◆ JOB
Below are some records. Copy every line in them that holds "Equity".

::: EXCERPTED RECORDS :::

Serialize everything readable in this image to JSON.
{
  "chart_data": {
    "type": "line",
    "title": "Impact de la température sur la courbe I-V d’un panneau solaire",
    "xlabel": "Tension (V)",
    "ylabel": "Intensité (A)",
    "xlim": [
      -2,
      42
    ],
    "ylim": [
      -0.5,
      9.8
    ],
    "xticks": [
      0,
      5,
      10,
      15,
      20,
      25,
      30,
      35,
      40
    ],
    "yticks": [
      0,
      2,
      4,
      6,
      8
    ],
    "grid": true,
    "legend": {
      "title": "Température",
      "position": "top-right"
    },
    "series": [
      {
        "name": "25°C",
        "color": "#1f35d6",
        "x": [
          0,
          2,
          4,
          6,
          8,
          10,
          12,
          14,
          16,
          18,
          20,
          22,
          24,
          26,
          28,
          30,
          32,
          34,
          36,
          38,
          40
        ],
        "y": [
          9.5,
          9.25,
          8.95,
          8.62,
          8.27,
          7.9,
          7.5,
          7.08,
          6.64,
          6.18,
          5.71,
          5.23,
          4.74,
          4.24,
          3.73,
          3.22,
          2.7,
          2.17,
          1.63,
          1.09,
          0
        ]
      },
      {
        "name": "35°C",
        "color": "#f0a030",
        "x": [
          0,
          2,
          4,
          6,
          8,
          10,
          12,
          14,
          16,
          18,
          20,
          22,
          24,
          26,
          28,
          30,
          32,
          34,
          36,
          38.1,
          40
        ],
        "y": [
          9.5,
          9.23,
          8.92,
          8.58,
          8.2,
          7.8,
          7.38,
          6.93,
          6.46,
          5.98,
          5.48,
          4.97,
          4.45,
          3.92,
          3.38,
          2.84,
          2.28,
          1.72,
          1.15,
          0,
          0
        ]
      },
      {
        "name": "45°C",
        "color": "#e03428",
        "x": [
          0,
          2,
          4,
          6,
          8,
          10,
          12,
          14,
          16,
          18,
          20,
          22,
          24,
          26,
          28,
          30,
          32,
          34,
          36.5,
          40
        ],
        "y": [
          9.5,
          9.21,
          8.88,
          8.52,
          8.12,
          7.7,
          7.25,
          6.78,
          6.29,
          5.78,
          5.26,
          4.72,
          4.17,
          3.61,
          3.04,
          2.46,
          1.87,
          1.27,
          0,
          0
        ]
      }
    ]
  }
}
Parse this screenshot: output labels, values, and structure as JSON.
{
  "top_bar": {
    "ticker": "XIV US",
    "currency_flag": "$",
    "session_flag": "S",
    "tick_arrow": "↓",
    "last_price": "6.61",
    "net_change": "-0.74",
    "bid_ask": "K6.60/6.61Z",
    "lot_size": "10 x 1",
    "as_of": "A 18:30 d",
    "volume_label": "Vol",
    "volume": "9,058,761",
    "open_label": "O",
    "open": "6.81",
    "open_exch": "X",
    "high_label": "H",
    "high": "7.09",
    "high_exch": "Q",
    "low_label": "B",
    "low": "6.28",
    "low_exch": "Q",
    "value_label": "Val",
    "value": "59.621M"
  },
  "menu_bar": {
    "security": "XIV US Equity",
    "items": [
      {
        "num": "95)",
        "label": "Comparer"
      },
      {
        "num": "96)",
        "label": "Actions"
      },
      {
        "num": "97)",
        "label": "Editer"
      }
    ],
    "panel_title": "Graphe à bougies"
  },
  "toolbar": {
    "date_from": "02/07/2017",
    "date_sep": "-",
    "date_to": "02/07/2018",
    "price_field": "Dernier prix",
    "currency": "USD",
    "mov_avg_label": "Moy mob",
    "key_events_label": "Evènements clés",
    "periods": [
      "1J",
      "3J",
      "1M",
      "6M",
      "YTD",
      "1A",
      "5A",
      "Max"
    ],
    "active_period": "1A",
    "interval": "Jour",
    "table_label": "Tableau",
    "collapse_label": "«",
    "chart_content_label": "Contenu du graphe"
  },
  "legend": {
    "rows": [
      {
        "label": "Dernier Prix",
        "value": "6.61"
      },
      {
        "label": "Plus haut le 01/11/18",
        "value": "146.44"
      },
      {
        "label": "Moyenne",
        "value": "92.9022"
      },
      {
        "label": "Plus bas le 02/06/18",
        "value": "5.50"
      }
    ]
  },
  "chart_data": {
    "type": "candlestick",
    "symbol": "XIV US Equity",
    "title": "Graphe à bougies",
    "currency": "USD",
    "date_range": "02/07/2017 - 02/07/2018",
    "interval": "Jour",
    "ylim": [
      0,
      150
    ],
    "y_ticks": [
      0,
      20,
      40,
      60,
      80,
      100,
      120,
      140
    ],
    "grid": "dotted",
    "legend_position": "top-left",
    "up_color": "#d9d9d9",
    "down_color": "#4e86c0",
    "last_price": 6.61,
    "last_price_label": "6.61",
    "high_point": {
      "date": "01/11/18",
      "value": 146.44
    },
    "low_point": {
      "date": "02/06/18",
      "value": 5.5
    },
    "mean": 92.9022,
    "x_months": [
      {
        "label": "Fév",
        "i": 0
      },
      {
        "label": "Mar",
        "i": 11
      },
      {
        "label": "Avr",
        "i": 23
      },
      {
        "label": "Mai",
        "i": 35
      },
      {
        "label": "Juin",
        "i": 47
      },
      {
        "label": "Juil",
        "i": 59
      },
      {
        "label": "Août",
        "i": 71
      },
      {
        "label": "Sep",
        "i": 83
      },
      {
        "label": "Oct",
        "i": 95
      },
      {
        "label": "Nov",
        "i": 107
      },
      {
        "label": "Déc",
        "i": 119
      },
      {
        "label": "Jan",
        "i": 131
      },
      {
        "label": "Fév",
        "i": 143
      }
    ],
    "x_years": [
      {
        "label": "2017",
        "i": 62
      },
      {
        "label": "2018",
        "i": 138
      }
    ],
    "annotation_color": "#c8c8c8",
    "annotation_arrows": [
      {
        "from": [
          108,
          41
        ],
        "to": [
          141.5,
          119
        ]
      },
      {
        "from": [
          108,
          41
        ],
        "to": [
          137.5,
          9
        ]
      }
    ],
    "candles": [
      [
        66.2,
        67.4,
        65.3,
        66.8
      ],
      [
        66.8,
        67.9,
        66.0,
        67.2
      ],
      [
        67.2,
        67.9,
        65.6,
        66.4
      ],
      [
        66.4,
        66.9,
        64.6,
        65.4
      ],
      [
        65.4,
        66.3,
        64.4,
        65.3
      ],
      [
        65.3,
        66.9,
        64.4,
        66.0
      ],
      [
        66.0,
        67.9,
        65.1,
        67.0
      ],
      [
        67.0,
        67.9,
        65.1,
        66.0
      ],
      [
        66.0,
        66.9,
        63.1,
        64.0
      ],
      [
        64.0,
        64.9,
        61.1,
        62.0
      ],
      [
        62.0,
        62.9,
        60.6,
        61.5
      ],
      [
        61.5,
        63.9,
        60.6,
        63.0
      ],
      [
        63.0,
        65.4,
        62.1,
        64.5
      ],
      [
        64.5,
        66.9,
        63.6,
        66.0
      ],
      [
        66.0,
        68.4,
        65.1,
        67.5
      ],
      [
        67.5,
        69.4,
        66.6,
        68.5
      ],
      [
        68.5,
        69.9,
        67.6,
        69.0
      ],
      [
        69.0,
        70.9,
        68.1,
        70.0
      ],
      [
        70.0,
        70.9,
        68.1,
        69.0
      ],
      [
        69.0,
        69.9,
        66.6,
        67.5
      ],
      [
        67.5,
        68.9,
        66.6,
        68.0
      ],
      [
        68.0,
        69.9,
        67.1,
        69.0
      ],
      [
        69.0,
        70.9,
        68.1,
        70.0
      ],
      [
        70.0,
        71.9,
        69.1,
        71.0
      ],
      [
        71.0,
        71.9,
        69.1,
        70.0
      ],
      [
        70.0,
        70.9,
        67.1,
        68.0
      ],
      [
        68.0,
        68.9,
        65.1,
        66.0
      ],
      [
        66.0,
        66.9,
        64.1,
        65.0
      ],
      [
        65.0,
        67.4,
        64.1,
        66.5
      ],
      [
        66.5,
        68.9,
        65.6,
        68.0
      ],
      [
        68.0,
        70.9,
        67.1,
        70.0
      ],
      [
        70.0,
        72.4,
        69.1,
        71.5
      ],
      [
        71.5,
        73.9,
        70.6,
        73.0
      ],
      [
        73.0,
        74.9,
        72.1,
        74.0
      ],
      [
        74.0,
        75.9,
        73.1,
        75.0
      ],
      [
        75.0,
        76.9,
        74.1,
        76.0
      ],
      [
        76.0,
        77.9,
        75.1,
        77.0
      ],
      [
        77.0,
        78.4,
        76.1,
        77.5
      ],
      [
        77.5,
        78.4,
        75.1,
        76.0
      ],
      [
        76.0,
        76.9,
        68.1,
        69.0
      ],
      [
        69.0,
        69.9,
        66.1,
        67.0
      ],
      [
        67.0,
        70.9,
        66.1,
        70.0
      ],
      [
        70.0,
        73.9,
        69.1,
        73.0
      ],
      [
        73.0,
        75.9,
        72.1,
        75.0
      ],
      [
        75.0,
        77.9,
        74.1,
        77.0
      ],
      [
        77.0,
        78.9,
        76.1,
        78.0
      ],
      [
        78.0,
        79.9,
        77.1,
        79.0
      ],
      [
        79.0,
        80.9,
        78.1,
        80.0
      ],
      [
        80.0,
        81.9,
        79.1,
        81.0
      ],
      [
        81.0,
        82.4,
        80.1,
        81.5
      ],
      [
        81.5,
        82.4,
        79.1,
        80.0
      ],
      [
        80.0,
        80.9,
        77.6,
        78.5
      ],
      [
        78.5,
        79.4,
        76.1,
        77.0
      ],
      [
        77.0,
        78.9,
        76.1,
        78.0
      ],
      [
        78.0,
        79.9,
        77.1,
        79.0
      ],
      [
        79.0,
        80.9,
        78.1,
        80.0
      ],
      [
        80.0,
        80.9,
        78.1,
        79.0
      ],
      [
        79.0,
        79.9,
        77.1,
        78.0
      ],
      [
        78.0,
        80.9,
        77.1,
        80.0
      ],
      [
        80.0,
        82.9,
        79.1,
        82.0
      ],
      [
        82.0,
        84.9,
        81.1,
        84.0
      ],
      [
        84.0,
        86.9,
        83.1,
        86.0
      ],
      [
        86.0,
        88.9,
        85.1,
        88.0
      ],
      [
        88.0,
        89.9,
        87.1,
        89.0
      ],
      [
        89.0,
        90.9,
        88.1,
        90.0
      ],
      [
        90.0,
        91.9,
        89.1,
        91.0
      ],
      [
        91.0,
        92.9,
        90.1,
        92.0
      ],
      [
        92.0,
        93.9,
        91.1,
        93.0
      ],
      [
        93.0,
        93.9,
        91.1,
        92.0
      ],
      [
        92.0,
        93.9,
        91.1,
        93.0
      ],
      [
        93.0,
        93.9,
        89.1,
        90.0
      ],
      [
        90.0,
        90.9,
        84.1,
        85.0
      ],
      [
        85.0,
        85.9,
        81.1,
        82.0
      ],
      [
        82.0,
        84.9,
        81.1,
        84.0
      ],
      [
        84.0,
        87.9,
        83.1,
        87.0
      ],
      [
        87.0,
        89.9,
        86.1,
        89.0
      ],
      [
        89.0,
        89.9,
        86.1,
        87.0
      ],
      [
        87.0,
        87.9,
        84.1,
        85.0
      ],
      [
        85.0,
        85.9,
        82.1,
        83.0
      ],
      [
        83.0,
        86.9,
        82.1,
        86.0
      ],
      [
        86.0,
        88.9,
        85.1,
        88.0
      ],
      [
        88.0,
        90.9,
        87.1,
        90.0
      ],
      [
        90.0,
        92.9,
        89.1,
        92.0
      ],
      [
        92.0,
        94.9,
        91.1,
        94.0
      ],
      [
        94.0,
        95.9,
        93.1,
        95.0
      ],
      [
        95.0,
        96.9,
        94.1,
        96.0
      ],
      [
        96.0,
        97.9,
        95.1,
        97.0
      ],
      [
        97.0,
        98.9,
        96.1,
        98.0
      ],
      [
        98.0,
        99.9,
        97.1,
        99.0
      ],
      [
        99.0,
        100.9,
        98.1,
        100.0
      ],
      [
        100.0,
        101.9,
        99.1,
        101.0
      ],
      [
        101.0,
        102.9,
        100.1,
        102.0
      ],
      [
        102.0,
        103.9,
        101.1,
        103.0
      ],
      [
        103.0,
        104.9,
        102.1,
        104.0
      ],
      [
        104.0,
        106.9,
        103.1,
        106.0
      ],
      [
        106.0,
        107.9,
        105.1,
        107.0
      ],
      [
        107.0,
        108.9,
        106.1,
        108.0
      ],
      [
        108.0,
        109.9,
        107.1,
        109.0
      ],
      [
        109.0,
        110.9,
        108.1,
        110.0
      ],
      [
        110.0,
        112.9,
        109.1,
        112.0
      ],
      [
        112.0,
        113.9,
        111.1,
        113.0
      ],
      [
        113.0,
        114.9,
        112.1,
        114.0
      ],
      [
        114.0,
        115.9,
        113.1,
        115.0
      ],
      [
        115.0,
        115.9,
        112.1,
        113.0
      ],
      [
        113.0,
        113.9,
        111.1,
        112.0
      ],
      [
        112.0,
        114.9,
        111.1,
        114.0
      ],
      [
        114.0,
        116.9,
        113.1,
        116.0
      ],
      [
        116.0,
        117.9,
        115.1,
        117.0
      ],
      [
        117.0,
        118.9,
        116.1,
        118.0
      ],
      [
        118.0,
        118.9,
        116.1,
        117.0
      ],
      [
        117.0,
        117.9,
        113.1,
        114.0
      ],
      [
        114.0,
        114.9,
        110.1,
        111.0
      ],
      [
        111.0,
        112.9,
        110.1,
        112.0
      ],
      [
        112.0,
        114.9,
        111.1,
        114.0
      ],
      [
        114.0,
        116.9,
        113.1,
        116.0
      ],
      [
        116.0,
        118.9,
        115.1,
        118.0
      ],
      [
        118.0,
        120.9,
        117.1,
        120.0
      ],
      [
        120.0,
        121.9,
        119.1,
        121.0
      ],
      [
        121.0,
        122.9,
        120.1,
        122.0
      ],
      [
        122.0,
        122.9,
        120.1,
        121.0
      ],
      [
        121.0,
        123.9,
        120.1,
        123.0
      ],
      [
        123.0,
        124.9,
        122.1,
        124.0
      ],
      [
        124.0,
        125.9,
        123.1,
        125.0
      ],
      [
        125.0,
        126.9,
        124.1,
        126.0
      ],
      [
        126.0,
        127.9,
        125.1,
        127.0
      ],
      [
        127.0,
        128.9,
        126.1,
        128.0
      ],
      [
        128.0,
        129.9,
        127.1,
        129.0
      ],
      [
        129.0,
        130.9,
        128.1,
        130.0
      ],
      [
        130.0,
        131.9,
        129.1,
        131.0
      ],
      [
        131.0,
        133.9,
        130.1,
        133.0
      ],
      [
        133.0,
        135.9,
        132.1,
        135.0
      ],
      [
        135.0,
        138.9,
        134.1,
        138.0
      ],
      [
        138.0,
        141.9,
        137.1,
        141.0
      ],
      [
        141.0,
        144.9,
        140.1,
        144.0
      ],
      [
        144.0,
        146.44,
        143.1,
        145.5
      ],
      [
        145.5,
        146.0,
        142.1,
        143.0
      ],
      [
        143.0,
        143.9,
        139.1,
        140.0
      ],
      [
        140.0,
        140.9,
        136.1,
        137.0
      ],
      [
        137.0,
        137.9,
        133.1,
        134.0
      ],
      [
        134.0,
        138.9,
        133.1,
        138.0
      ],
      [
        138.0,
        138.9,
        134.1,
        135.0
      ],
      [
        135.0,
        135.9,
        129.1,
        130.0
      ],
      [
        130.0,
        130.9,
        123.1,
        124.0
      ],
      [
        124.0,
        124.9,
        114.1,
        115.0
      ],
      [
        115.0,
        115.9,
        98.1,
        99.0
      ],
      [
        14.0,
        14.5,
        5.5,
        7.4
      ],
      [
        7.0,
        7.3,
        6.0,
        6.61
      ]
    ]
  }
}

:::

◆ FINAL RESULT
    "security": "XIV US Equity",
    "symbol": "XIV US Equity",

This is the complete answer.